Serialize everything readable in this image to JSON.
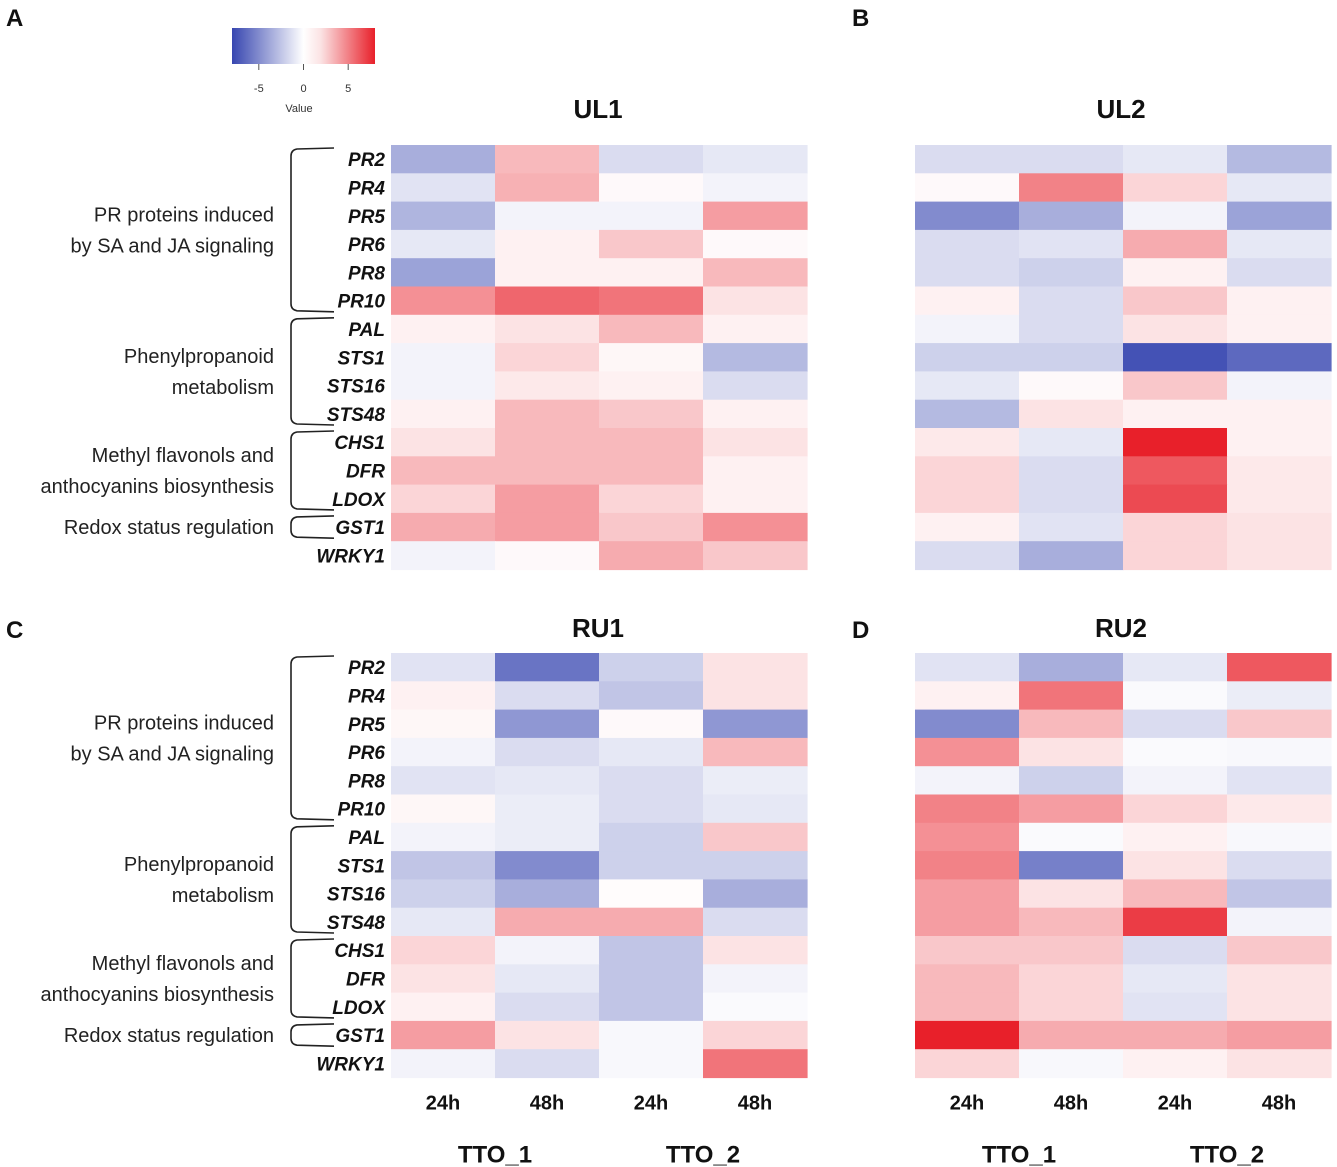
{
  "chart_data": {
    "type": "heatmap",
    "legend": {
      "title": "Value",
      "ticks": [
        "-5",
        "0",
        "5"
      ],
      "range": [
        -8,
        8
      ],
      "colors": {
        "low": "#3746b0",
        "mid": "#ffffff",
        "high": "#e8202a"
      }
    },
    "genes": [
      "PR2",
      "PR4",
      "PR5",
      "PR6",
      "PR8",
      "PR10",
      "PAL",
      "STS1",
      "STS16",
      "STS48",
      "CHS1",
      "DFR",
      "LDOX",
      "GST1",
      "WRKY1"
    ],
    "groups": [
      {
        "label_lines": [
          "PR proteins induced",
          "by SA and JA signaling"
        ],
        "start": 0,
        "end": 5
      },
      {
        "label_lines": [
          "Phenylpropanoid",
          "metabolism"
        ],
        "start": 6,
        "end": 9
      },
      {
        "label_lines": [
          "Methyl flavonols and",
          "anthocyanins biosynthesis"
        ],
        "start": 10,
        "end": 12
      },
      {
        "label_lines": [
          "Redox status regulation"
        ],
        "start": 13,
        "end": 13
      }
    ],
    "columns": [
      "TTO_1 24h",
      "TTO_1 48h",
      "TTO_2 24h",
      "TTO_2 48h"
    ],
    "time_labels": [
      "24h",
      "48h",
      "24h",
      "48h"
    ],
    "treatment_labels": [
      "TTO_1",
      "TTO_2"
    ],
    "panels": [
      {
        "letter": "A",
        "title": "UL1",
        "values": [
          [
            -3.5,
            2.5,
            -1.5,
            -1.0
          ],
          [
            -1.2,
            2.8,
            0.2,
            -0.5
          ],
          [
            -3.2,
            -0.5,
            -0.5,
            3.5
          ],
          [
            -1.0,
            0.5,
            2.0,
            0.2
          ],
          [
            -4.0,
            0.5,
            0.5,
            2.5
          ],
          [
            4.0,
            5.5,
            5.0,
            1.0
          ],
          [
            0.5,
            1.0,
            2.5,
            0.5
          ],
          [
            -0.5,
            1.5,
            0.3,
            -3.0
          ],
          [
            -0.5,
            0.8,
            0.5,
            -1.5
          ],
          [
            0.5,
            2.5,
            2.0,
            0.5
          ],
          [
            1.0,
            2.5,
            2.5,
            1.0
          ],
          [
            2.5,
            2.5,
            2.5,
            0.5
          ],
          [
            1.5,
            3.5,
            1.5,
            0.5
          ],
          [
            3.0,
            3.5,
            2.0,
            4.0
          ],
          [
            -0.5,
            0.2,
            3.0,
            2.0
          ]
        ]
      },
      {
        "letter": "B",
        "title": "UL2",
        "values": [
          [
            -1.5,
            -1.5,
            -1.0,
            -3.0
          ],
          [
            0.2,
            4.5,
            1.5,
            -1.0
          ],
          [
            -5.0,
            -3.5,
            -0.5,
            -4.0
          ],
          [
            -1.5,
            -1.2,
            3.0,
            -1.0
          ],
          [
            -1.5,
            -2.0,
            0.5,
            -1.5
          ],
          [
            0.5,
            -1.5,
            2.0,
            0.5
          ],
          [
            -0.5,
            -1.5,
            1.0,
            0.5
          ],
          [
            -2.0,
            -2.0,
            -7.5,
            -6.5
          ],
          [
            -1.0,
            0.2,
            2.0,
            -0.5
          ],
          [
            -3.0,
            1.0,
            0.5,
            0.5
          ],
          [
            0.8,
            -1.0,
            8.0,
            0.5
          ],
          [
            1.5,
            -1.5,
            6.0,
            0.8
          ],
          [
            1.5,
            -1.5,
            6.5,
            0.8
          ],
          [
            0.5,
            -1.2,
            1.5,
            1.0
          ],
          [
            -1.5,
            -3.5,
            1.5,
            1.0
          ]
        ]
      },
      {
        "letter": "C",
        "title": "RU1",
        "values": [
          [
            -1.2,
            -6.0,
            -2.0,
            1.0
          ],
          [
            0.5,
            -1.5,
            -2.5,
            1.0
          ],
          [
            0.3,
            -4.5,
            0.2,
            -4.5
          ],
          [
            -0.5,
            -1.5,
            -1.0,
            2.5
          ],
          [
            -1.2,
            -1.0,
            -1.5,
            -0.8
          ],
          [
            0.3,
            -0.8,
            -1.5,
            -1.0
          ],
          [
            -0.5,
            -0.8,
            -2.0,
            2.0
          ],
          [
            -2.5,
            -5.0,
            -2.0,
            -2.0
          ],
          [
            -2.0,
            -3.5,
            0.1,
            -3.5
          ],
          [
            -1.0,
            3.0,
            3.0,
            -1.5
          ],
          [
            1.5,
            -0.5,
            -2.5,
            1.0
          ],
          [
            1.0,
            -1.0,
            -2.5,
            -0.5
          ],
          [
            0.5,
            -1.5,
            -2.5,
            -0.2
          ],
          [
            3.5,
            1.0,
            -0.3,
            1.5
          ],
          [
            -0.5,
            -1.5,
            -0.3,
            5.0
          ]
        ]
      },
      {
        "letter": "D",
        "title": "RU2",
        "values": [
          [
            -1.2,
            -3.5,
            -1.0,
            6.0
          ],
          [
            0.5,
            5.0,
            -0.2,
            -0.8
          ],
          [
            -5.0,
            2.5,
            -1.5,
            2.0
          ],
          [
            4.0,
            1.0,
            -0.2,
            -0.3
          ],
          [
            -0.5,
            -2.0,
            -0.5,
            -1.2
          ],
          [
            4.5,
            3.5,
            1.5,
            0.8
          ],
          [
            4.0,
            -0.2,
            0.5,
            -0.3
          ],
          [
            4.5,
            -5.5,
            1.0,
            -1.5
          ],
          [
            3.5,
            1.0,
            2.5,
            -2.5
          ],
          [
            3.5,
            2.5,
            7.0,
            -0.5
          ],
          [
            2.0,
            2.0,
            -1.5,
            2.0
          ],
          [
            2.5,
            1.5,
            -1.0,
            1.0
          ],
          [
            2.5,
            1.5,
            -1.2,
            1.0
          ],
          [
            8.0,
            3.0,
            3.0,
            3.5
          ],
          [
            1.5,
            -0.3,
            0.5,
            1.0
          ]
        ]
      }
    ]
  }
}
□ □ □ □ □
■ EXERCISE DESCRIPTION ■
Everything in the listing, except its images, should be set down exactly.

■ OUTPUT BELOW ■
Serialize everything readable in this image to JSON.
{
  "chart_data": {
    "type": "heatmap",
    "legend": {
      "title": "Value",
      "ticks": [
        "-5",
        "0",
        "5"
      ],
      "range": [
        -8,
        8
      ],
      "colors": {
        "low": "#3746b0",
        "mid": "#ffffff",
        "high": "#e8202a"
      }
    },
    "genes": [
      "PR2",
      "PR4",
      "PR5",
      "PR6",
      "PR8",
      "PR10",
      "PAL",
      "STS1",
      "STS16",
      "STS48",
      "CHS1",
      "DFR",
      "LDOX",
      "GST1",
      "WRKY1"
    ],
    "groups": [
      {
        "label_lines": [
          "PR proteins induced",
          "by SA and JA signaling"
        ],
        "start": 0,
        "end": 5
      },
      {
        "label_lines": [
          "Phenylpropanoid",
          "metabolism"
        ],
        "start": 6,
        "end": 9
      },
      {
        "label_lines": [
          "Methyl flavonols and",
          "anthocyanins biosynthesis"
        ],
        "start": 10,
        "end": 12
      },
      {
        "label_lines": [
          "Redox status regulation"
        ],
        "start": 13,
        "end": 13
      }
    ],
    "columns": [
      "TTO_1 24h",
      "TTO_1 48h",
      "TTO_2 24h",
      "TTO_2 48h"
    ],
    "time_labels": [
      "24h",
      "48h",
      "24h",
      "48h"
    ],
    "treatment_labels": [
      "TTO_1",
      "TTO_2"
    ],
    "panels": [
      {
        "letter": "A",
        "title": "UL1",
        "values": [
          [
            -3.5,
            2.5,
            -1.5,
            -1.0
          ],
          [
            -1.2,
            2.8,
            0.2,
            -0.5
          ],
          [
            -3.2,
            -0.5,
            -0.5,
            3.5
          ],
          [
            -1.0,
            0.5,
            2.0,
            0.2
          ],
          [
            -4.0,
            0.5,
            0.5,
            2.5
          ],
          [
            4.0,
            5.5,
            5.0,
            1.0
          ],
          [
            0.5,
            1.0,
            2.5,
            0.5
          ],
          [
            -0.5,
            1.5,
            0.3,
            -3.0
          ],
          [
            -0.5,
            0.8,
            0.5,
            -1.5
          ],
          [
            0.5,
            2.5,
            2.0,
            0.5
          ],
          [
            1.0,
            2.5,
            2.5,
            1.0
          ],
          [
            2.5,
            2.5,
            2.5,
            0.5
          ],
          [
            1.5,
            3.5,
            1.5,
            0.5
          ],
          [
            3.0,
            3.5,
            2.0,
            4.0
          ],
          [
            -0.5,
            0.2,
            3.0,
            2.0
          ]
        ]
      },
      {
        "letter": "B",
        "title": "UL2",
        "values": [
          [
            -1.5,
            -1.5,
            -1.0,
            -3.0
          ],
          [
            0.2,
            4.5,
            1.5,
            -1.0
          ],
          [
            -5.0,
            -3.5,
            -0.5,
            -4.0
          ],
          [
            -1.5,
            -1.2,
            3.0,
            -1.0
          ],
          [
            -1.5,
            -2.0,
            0.5,
            -1.5
          ],
          [
            0.5,
            -1.5,
            2.0,
            0.5
          ],
          [
            -0.5,
            -1.5,
            1.0,
            0.5
          ],
          [
            -2.0,
            -2.0,
            -7.5,
            -6.5
          ],
          [
            -1.0,
            0.2,
            2.0,
            -0.5
          ],
          [
            -3.0,
            1.0,
            0.5,
            0.5
          ],
          [
            0.8,
            -1.0,
            8.0,
            0.5
          ],
          [
            1.5,
            -1.5,
            6.0,
            0.8
          ],
          [
            1.5,
            -1.5,
            6.5,
            0.8
          ],
          [
            0.5,
            -1.2,
            1.5,
            1.0
          ],
          [
            -1.5,
            -3.5,
            1.5,
            1.0
          ]
        ]
      },
      {
        "letter": "C",
        "title": "RU1",
        "values": [
          [
            -1.2,
            -6.0,
            -2.0,
            1.0
          ],
          [
            0.5,
            -1.5,
            -2.5,
            1.0
          ],
          [
            0.3,
            -4.5,
            0.2,
            -4.5
          ],
          [
            -0.5,
            -1.5,
            -1.0,
            2.5
          ],
          [
            -1.2,
            -1.0,
            -1.5,
            -0.8
          ],
          [
            0.3,
            -0.8,
            -1.5,
            -1.0
          ],
          [
            -0.5,
            -0.8,
            -2.0,
            2.0
          ],
          [
            -2.5,
            -5.0,
            -2.0,
            -2.0
          ],
          [
            -2.0,
            -3.5,
            0.1,
            -3.5
          ],
          [
            -1.0,
            3.0,
            3.0,
            -1.5
          ],
          [
            1.5,
            -0.5,
            -2.5,
            1.0
          ],
          [
            1.0,
            -1.0,
            -2.5,
            -0.5
          ],
          [
            0.5,
            -1.5,
            -2.5,
            -0.2
          ],
          [
            3.5,
            1.0,
            -0.3,
            1.5
          ],
          [
            -0.5,
            -1.5,
            -0.3,
            5.0
          ]
        ]
      },
      {
        "letter": "D",
        "title": "RU2",
        "values": [
          [
            -1.2,
            -3.5,
            -1.0,
            6.0
          ],
          [
            0.5,
            5.0,
            -0.2,
            -0.8
          ],
          [
            -5.0,
            2.5,
            -1.5,
            2.0
          ],
          [
            4.0,
            1.0,
            -0.2,
            -0.3
          ],
          [
            -0.5,
            -2.0,
            -0.5,
            -1.2
          ],
          [
            4.5,
            3.5,
            1.5,
            0.8
          ],
          [
            4.0,
            -0.2,
            0.5,
            -0.3
          ],
          [
            4.5,
            -5.5,
            1.0,
            -1.5
          ],
          [
            3.5,
            1.0,
            2.5,
            -2.5
          ],
          [
            3.5,
            2.5,
            7.0,
            -0.5
          ],
          [
            2.0,
            2.0,
            -1.5,
            2.0
          ],
          [
            2.5,
            1.5,
            -1.0,
            1.0
          ],
          [
            2.5,
            1.5,
            -1.2,
            1.0
          ],
          [
            8.0,
            3.0,
            3.0,
            3.5
          ],
          [
            1.5,
            -0.3,
            0.5,
            1.0
          ]
        ]
      }
    ]
  }
}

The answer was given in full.